*What is needed:* Write the material out again in full, word for word. Do not include the pictures.

━━━━━━━━━━━━━━━━━━━━

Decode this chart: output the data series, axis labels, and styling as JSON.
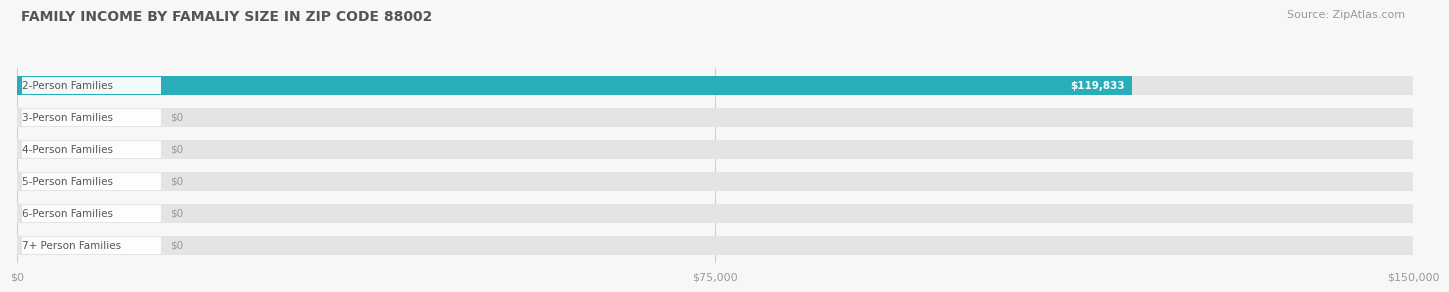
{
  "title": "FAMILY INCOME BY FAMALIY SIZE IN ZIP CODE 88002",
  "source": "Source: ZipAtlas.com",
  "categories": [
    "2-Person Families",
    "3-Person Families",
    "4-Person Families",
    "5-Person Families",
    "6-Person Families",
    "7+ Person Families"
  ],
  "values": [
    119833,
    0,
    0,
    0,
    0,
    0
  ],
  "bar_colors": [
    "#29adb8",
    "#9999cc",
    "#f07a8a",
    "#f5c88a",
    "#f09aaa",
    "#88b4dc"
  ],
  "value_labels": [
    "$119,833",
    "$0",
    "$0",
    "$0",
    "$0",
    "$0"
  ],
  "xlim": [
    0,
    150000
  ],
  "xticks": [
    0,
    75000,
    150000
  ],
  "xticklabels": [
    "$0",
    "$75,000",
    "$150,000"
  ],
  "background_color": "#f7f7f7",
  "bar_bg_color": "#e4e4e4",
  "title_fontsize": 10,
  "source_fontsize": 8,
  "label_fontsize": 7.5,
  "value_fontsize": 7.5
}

━━━━━━━━━━━━━━━━━━━━

*Task solution:*
Decode this chart: output the data series, axis labels, and styling as JSON.
{
  "title": "FAMILY INCOME BY FAMALIY SIZE IN ZIP CODE 88002",
  "source": "Source: ZipAtlas.com",
  "categories": [
    "2-Person Families",
    "3-Person Families",
    "4-Person Families",
    "5-Person Families",
    "6-Person Families",
    "7+ Person Families"
  ],
  "values": [
    119833,
    0,
    0,
    0,
    0,
    0
  ],
  "bar_colors": [
    "#29adb8",
    "#9999cc",
    "#f07a8a",
    "#f5c88a",
    "#f09aaa",
    "#88b4dc"
  ],
  "value_labels": [
    "$119,833",
    "$0",
    "$0",
    "$0",
    "$0",
    "$0"
  ],
  "xlim": [
    0,
    150000
  ],
  "xticks": [
    0,
    75000,
    150000
  ],
  "xticklabels": [
    "$0",
    "$75,000",
    "$150,000"
  ],
  "background_color": "#f7f7f7",
  "bar_bg_color": "#e4e4e4",
  "title_fontsize": 10,
  "source_fontsize": 8,
  "label_fontsize": 7.5,
  "value_fontsize": 7.5
}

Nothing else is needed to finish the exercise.